**EXERCISE GOAL:**
Identify and reproduce every line holding the string "Rhesus".

**AVAILABLE DATA:**
-- Start --
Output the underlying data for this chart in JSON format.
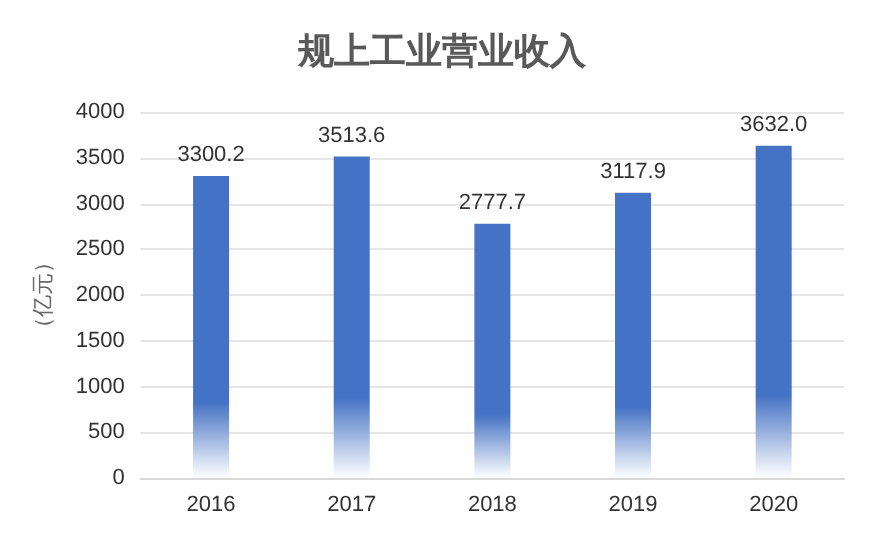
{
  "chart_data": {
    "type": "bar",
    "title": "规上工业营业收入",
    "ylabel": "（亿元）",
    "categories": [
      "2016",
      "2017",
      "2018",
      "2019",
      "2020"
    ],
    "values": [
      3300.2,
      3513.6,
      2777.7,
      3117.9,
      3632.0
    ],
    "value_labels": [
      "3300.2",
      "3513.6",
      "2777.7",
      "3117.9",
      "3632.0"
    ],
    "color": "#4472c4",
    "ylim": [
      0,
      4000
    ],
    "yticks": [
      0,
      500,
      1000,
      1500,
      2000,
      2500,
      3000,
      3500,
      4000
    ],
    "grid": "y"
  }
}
-- End --
-- Start --
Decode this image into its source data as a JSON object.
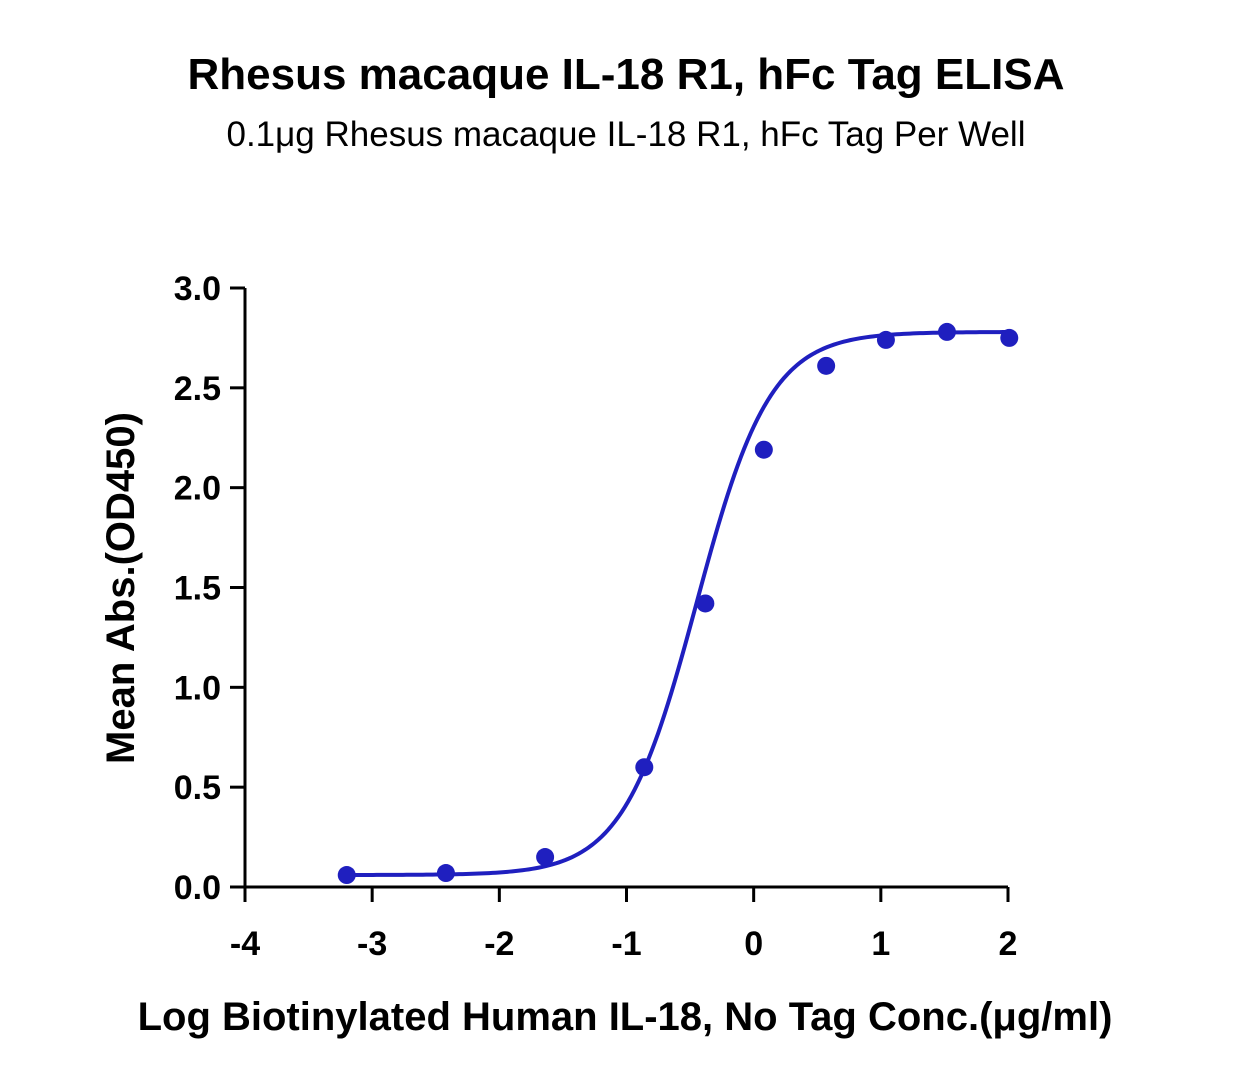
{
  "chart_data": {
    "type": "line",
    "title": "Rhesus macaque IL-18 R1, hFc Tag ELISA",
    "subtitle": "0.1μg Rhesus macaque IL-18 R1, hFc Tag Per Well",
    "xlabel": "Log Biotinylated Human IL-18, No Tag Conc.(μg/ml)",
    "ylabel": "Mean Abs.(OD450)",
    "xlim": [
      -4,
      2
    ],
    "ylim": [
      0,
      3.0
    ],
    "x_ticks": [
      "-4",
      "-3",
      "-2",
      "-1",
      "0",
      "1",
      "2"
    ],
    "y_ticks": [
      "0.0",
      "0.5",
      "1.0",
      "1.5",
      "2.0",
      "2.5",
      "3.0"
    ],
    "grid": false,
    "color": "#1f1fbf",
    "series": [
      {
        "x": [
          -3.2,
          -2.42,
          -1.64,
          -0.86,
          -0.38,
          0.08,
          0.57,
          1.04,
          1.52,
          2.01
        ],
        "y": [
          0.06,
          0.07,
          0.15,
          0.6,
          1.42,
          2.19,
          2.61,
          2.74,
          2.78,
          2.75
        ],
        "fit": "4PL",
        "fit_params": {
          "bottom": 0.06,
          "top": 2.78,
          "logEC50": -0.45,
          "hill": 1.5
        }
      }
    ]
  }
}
-- End --
**FINISHED TASK:**
    "title": "Rhesus macaque IL-18 R1, hFc Tag ELISA",
    "subtitle": "0.1μg Rhesus macaque IL-18 R1, hFc Tag Per Well",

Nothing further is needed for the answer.